§ Goal of the exercise
Return each entry exactly, with none missing.

(Stored entries)
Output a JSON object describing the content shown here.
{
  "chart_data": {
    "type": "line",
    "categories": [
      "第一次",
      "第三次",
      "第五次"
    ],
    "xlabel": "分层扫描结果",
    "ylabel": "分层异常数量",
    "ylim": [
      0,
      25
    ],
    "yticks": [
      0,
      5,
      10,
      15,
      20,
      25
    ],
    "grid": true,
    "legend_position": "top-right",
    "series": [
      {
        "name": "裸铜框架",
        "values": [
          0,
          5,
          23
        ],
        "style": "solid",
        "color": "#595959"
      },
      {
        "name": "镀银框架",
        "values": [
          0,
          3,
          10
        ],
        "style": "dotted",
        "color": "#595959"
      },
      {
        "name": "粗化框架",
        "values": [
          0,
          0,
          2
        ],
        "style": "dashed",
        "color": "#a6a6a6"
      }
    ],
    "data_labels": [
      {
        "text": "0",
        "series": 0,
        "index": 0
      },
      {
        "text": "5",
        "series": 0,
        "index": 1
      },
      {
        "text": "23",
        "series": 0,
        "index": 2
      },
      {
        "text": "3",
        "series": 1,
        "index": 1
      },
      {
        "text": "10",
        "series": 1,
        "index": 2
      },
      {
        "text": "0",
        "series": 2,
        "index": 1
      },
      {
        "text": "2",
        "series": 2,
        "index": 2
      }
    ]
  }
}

§ The solution
Output a JSON object describing the content shown here.
{
  "chart_data": {
    "type": "line",
    "categories": [
      "第一次",
      "第三次",
      "第五次"
    ],
    "xlabel": "分层扫描结果",
    "ylabel": "分层异常数量",
    "ylim": [
      0,
      25
    ],
    "yticks": [
      0,
      5,
      10,
      15,
      20,
      25
    ],
    "grid": true,
    "legend_position": "top-right",
    "series": [
      {
        "name": "裸铜框架",
        "values": [
          0,
          5,
          23
        ],
        "style": "solid",
        "color": "#595959"
      },
      {
        "name": "镀银框架",
        "values": [
          0,
          3,
          10
        ],
        "style": "dotted",
        "color": "#595959"
      },
      {
        "name": "粗化框架",
        "values": [
          0,
          0,
          2
        ],
        "style": "dashed",
        "color": "#a6a6a6"
      }
    ],
    "data_labels": [
      {
        "text": "0",
        "series": 0,
        "index": 0
      },
      {
        "text": "5",
        "series": 0,
        "index": 1
      },
      {
        "text": "23",
        "series": 0,
        "index": 2
      },
      {
        "text": "3",
        "series": 1,
        "index": 1
      },
      {
        "text": "10",
        "series": 1,
        "index": 2
      },
      {
        "text": "0",
        "series": 2,
        "index": 1
      },
      {
        "text": "2",
        "series": 2,
        "index": 2
      }
    ]
  }
}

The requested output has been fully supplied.